» Given entries:

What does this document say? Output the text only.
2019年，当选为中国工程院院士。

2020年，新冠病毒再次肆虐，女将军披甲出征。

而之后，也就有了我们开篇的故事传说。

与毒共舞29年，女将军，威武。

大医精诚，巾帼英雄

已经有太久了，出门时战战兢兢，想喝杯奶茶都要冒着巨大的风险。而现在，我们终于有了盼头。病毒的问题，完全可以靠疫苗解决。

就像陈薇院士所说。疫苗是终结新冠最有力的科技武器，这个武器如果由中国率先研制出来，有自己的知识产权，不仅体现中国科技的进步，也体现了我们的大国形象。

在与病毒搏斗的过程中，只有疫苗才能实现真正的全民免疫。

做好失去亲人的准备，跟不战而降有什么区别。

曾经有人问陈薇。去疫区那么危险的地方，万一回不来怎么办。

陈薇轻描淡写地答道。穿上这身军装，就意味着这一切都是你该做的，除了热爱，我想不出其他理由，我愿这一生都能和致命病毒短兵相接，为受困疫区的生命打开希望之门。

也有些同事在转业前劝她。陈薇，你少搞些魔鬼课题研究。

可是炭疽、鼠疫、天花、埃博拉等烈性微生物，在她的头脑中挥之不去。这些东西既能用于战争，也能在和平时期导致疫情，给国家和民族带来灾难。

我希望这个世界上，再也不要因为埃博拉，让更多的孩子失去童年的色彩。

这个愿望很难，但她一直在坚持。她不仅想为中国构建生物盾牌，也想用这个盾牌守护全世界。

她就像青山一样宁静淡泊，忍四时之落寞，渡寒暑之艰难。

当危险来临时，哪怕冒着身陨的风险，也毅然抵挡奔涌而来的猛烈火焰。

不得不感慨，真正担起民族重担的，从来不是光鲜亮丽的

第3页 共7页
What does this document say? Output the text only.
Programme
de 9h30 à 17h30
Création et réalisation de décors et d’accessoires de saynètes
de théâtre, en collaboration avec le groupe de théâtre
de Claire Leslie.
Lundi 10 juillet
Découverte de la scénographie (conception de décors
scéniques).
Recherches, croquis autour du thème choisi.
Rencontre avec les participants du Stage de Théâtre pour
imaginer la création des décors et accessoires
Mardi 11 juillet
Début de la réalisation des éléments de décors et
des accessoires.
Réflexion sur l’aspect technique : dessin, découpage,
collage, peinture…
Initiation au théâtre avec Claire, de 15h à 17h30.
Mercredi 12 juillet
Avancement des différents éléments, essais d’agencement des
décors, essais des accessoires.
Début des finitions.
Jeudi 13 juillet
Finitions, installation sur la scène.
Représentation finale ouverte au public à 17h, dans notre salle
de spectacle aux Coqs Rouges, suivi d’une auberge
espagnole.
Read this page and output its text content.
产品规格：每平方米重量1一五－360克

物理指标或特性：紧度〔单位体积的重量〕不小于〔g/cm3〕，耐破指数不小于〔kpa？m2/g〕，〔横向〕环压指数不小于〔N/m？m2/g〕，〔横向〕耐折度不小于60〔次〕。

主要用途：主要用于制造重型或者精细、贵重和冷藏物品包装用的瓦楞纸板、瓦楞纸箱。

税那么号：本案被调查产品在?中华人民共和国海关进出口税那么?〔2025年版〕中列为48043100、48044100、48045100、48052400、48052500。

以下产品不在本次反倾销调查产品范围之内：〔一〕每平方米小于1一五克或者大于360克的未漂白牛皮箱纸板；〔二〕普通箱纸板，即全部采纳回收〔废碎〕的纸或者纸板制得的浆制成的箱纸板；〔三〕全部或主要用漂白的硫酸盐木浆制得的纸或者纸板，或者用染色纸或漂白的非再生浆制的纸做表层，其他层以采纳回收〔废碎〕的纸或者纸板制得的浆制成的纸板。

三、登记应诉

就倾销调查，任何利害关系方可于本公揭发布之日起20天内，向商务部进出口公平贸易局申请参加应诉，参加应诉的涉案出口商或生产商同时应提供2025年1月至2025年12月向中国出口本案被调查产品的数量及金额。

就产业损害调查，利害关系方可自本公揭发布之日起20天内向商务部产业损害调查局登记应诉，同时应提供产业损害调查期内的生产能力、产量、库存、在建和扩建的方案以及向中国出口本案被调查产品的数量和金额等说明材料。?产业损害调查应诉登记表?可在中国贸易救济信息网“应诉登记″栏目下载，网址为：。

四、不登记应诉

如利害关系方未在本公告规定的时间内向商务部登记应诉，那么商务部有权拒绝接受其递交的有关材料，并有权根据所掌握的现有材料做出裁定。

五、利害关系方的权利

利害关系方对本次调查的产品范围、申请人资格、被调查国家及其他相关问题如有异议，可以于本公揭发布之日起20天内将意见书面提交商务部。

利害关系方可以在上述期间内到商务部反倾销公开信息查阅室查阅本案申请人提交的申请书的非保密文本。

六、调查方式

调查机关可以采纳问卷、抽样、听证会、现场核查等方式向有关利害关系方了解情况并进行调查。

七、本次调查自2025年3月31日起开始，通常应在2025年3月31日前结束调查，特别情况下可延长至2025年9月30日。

» Written task:
Work out the number of lines in this listing that include the word "éléments". Reply with that number only.

» Result of the exercise:
2